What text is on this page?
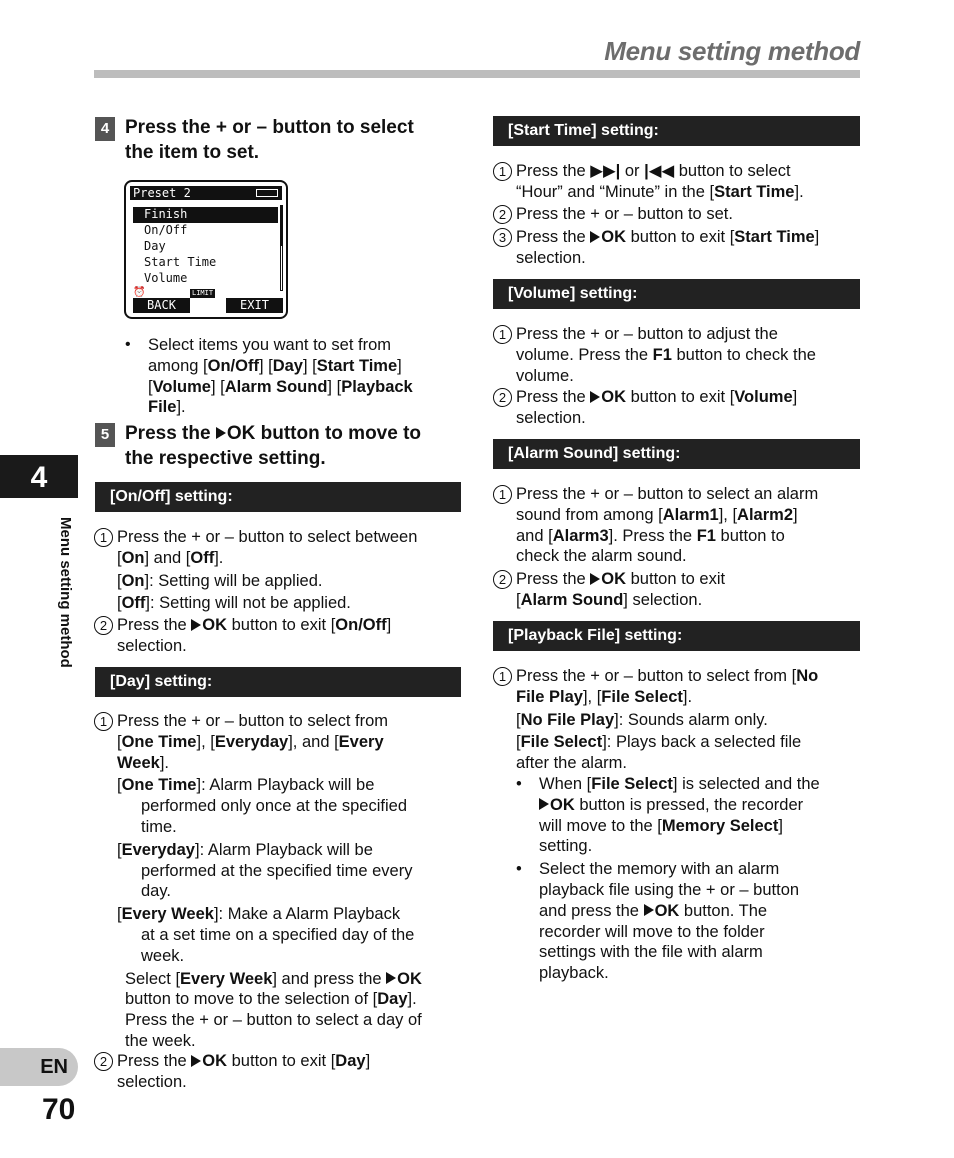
Menu setting method
4
Menu setting method
EN
70
4 Press the + or – button to select
the item to set.
Preset 2
Finish
On/Off
Day
Start Time
Volume
⏰	LIMIT
BACK	EXIT
• Select items you want to set from
among [On/Off] [Day] [Start Time]
[Volume] [Alarm Sound] [Playback
File].
5 Press the OK button to move to
the respective setting.
[On/Off] setting:
1 Press the + or – button to select between
[On] and [Off].
[On]: Setting will be applied.
[Off]: Setting will not be applied.
2 Press the OK button to exit [On/Off]
selection.
[Day] setting:
1 Press the + or – button to select from
[One Time], [Everyday], and [Every
Week].
[One Time]: Alarm Playback will be
performed only once at the specified
time.
[Everyday]: Alarm Playback will be
performed at the specified time every
day.
[Every Week]: Make a Alarm Playback
at a set time on a specified day of the
week.
Select [Every Week] and press the OK
button to move to the selection of [Day].
Press the + or – button to select a day of
the week.
2 Press the OK button to exit [Day]
selection.
[Start Time] setting:
1 Press the ▶▶| or |◀◀ button to select
“Hour” and “Minute” in the [Start Time].
2 Press the + or – button to set.
3 Press the OK button to exit [Start Time]
selection.
[Volume] setting:
1 Press the + or – button to adjust the
volume. Press the F1 button to check the
volume.
2 Press the OK button to exit [Volume]
selection.
[Alarm Sound] setting:
1 Press the + or – button to select an alarm
sound from among [Alarm1], [Alarm2]
and [Alarm3]. Press the F1 button to
check the alarm sound.
2 Press the OK button to exit
[Alarm Sound] selection.
[Playback File] setting:
1 Press the + or – button to select from [No
File Play], [File Select].
[No File Play]: Sounds alarm only.
[File Select]: Plays back a selected file
after the alarm.
• When [File Select] is selected and the
OK button is pressed, the recorder
will move to the [Memory Select]
setting.
• Select the memory with an alarm
playback file using the + or – button
and press the OK button. The
recorder will move to the folder
settings with the file with alarm
playback.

********************

Job:
Strip the images and reproduce the remaining records precisely.

Reply:
What text is on this page?
Menu setting method
4
Menu setting method
EN
70
4 Press the + or – button to select
the item to set.
Preset 2
Finish
On/Off
Day
Start Time
Volume
⏰	LIMIT
BACK	EXIT
• Select items you want to set from
among [On/Off] [Day] [Start Time]
[Volume] [Alarm Sound] [Playback
File].
5 Press the OK button to move to
the respective setting.
[On/Off] setting:
1 Press the + or – button to select between
[On] and [Off].
[On]: Setting will be applied.
[Off]: Setting will not be applied.
2 Press the OK button to exit [On/Off]
selection.
[Day] setting:
1 Press the + or – button to select from
[One Time], [Everyday], and [Every
Week].
[One Time]: Alarm Playback will be
performed only once at the specified
time.
[Everyday]: Alarm Playback will be
performed at the specified time every
day.
[Every Week]: Make a Alarm Playback
at a set time on a specified day of the
week.
Select [Every Week] and press the OK
button to move to the selection of [Day].
Press the + or – button to select a day of
the week.
2 Press the OK button to exit [Day]
selection.
[Start Time] setting:
1 Press the ▶▶| or |◀◀ button to select
“Hour” and “Minute” in the [Start Time].
2 Press the + or – button to set.
3 Press the OK button to exit [Start Time]
selection.
[Volume] setting:
1 Press the + or – button to adjust the
volume. Press the F1 button to check the
volume.
2 Press the OK button to exit [Volume]
selection.
[Alarm Sound] setting:
1 Press the + or – button to select an alarm
sound from among [Alarm1], [Alarm2]
and [Alarm3]. Press the F1 button to
check the alarm sound.
2 Press the OK button to exit
[Alarm Sound] selection.
[Playback File] setting:
1 Press the + or – button to select from [No
File Play], [File Select].
[No File Play]: Sounds alarm only.
[File Select]: Plays back a selected file
after the alarm.
• When [File Select] is selected and the
OK button is pressed, the recorder
will move to the [Memory Select]
setting.
• Select the memory with an alarm
playback file using the + or – button
and press the OK button. The
recorder will move to the folder
settings with the file with alarm
playback.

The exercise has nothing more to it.